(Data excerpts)
==========

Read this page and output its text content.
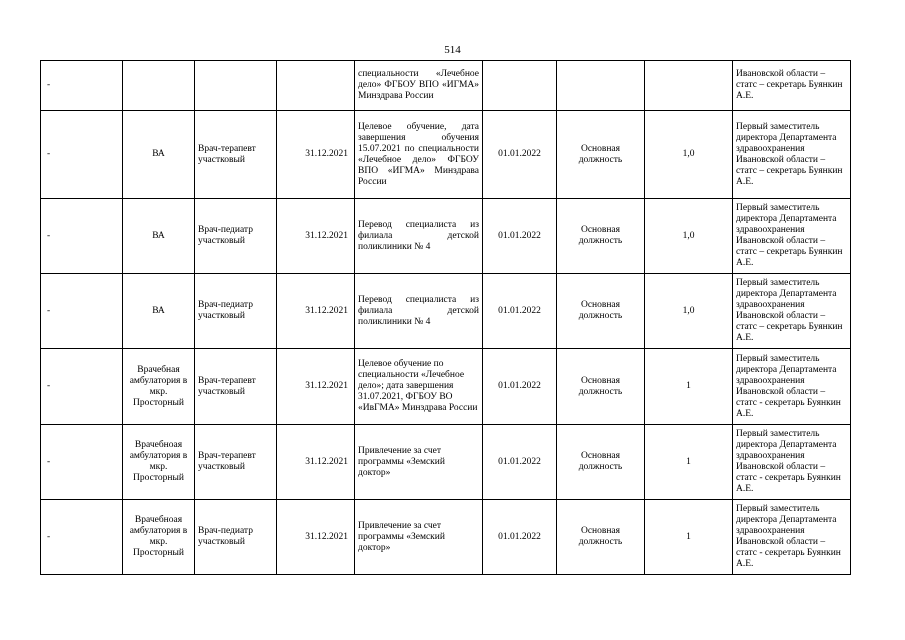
514
-				специальности «Лечебное дело» ФГБОУ ВПО «ИГМА» Минздрава России				Ивановской области – статс – секретарь Буянкин А.Е.
-	ВА	Врач-терапевт участковый	31.12.2021	Целевое обучение, дата завершения обучения 15.07.2021 по специальности «Лечебное дело» ФГБОУ ВПО «ИГМА» Минздрава России	01.01.2022	Основная должность	1,0	Первый заместитель директора Департамента здравоохранения Ивановской области – статс – секретарь Буянкин А.Е.
-	ВА	Врач-педиатр участковый	31.12.2021	Перевод специалиста из филиала детской поликлиники № 4	01.01.2022	Основная должность	1,0	Первый заместитель директора Департамента здравоохранения Ивановской области – статс – секретарь Буянкин А.Е.
-	ВА	Врач-педиатр участковый	31.12.2021	Перевод специалиста из филиала детской поликлиники № 4	01.01.2022	Основная должность	1,0	Первый заместитель директора Департамента здравоохранения Ивановской области – статс – секретарь Буянкин А.Е.
-	Врачебная амбулатория в мкр. Просторный	Врач-терапевт участковый	31.12.2021	Целевое обучение по специальности «Лечебное дело»; дата завершения 31.07.2021, ФГБОУ ВО «ИвГМА» Минздрава России	01.01.2022	Основная должность	1	Первый заместитель директора Департамента здравоохранения Ивановской области – статс - секретарь Буянкин А.Е.
-	Врачебноая амбулатория в мкр. Просторный	Врач-терапевт участковый	31.12.2021	Привлечение за счет программы «Земский доктор»	01.01.2022	Основная должность	1	Первый заместитель директора Департамента здравоохранения Ивановской области – статс - секретарь Буянкин А.Е.
-	Врачебноая амбулатория в мкр. Просторный	Врач-педиатр участковый	31.12.2021	Привлечение за счет программы «Земский доктор»	01.01.2022	Основная должность	1	Первый заместитель директора Департамента здравоохранения Ивановской области – статс - секретарь Буянкин А.Е.
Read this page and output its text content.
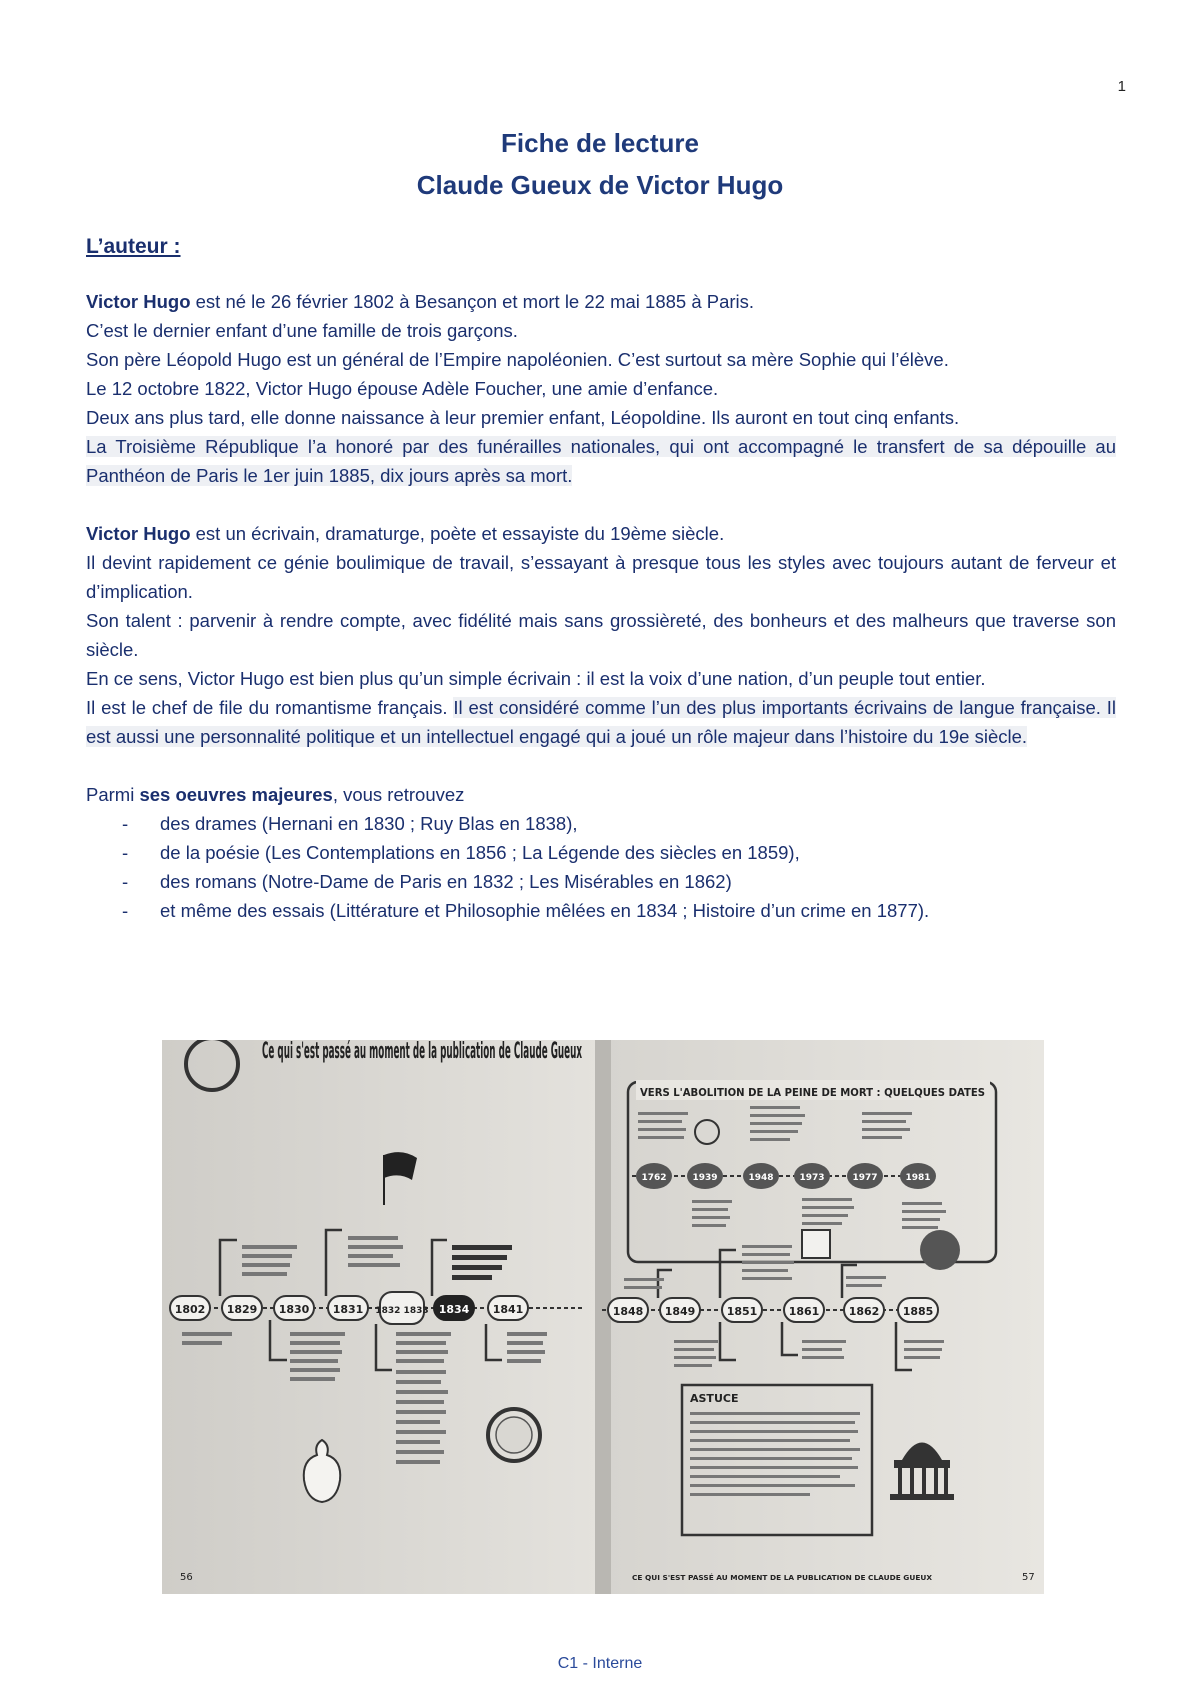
1
Fiche de lecture
Claude Gueux de Victor Hugo
L’auteur :

Victor Hugo est né le 26 février 1802 à Besançon et mort le 22 mai 1885 à Paris.

C’est le dernier enfant d’une famille de trois garçons.

Son père Léopold Hugo est un général de l’Empire napoléonien. C’est surtout sa mère Sophie qui l’élève.

Le 12 octobre 1822, Victor Hugo épouse Adèle Foucher, une amie d’enfance.

Deux ans plus tard, elle donne naissance à leur premier enfant, Léopoldine. Ils auront en tout cinq enfants.

La Troisième République l’a honoré par des funérailles nationales, qui ont accompagné le transfert de sa dépouille au Panthéon de Paris le 1er juin 1885, dix jours après sa mort.

Victor Hugo est un écrivain, dramaturge, poète et essayiste du 19ème siècle.

Il devint rapidement ce génie boulimique de travail, s’essayant à presque tous les styles avec toujours autant de ferveur et d’implication.

Son talent : parvenir à rendre compte, avec fidélité mais sans grossièreté, des bonheurs et des malheurs que traverse son siècle.

En ce sens, Victor Hugo est bien plus qu’un simple écrivain : il est la voix d’une nation, d’un peuple tout entier.

Il est le chef de file du romantisme français. Il est considéré comme l’un des plus importants écrivains de langue française. Il est aussi une personnalité politique et un intellectuel engagé qui a joué un rôle majeur dans l’histoire du 19e siècle.

Parmi ses oeuvres majeures, vous retrouvez

- des drames (Hernani en 1830 ; Ruy Blas en 1838),
- de la poésie (Les Contemplations en 1856 ; La Légende des siècles en 1859),
- des romans (Notre-Dame de Paris en 1832 ; Les Misérables en 1862)
- et même des essais (Littérature et Philosophie mêlées en 1834 ; Histoire d’un crime en 1877).
Ce qui s'est passé au moment de la publication de Claude Gueux
1802 1829 1830 1831 1832 1833 1834 1841
56
VERS L'ABOLITION DE LA PEINE DE MORT : QUELQUES DATES
1762	1939	1948	1973	1977	1981
1848 1849	1851	1861	1862 1885
ASTUCE
CE QUI S'EST PASSÉ AU MOMENT DE LA PUBLICATION DE CLAUDE GUEUX	57
C1 - Interne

==========

Show every line that contains the word "enfant".

■ **Task response**
C’est le dernier enfant d’une famille de trois garçons.
Deux ans plus tard, elle donne naissance à leur premier enfant, Léopoldine. Ils auront en tout cinq enfants.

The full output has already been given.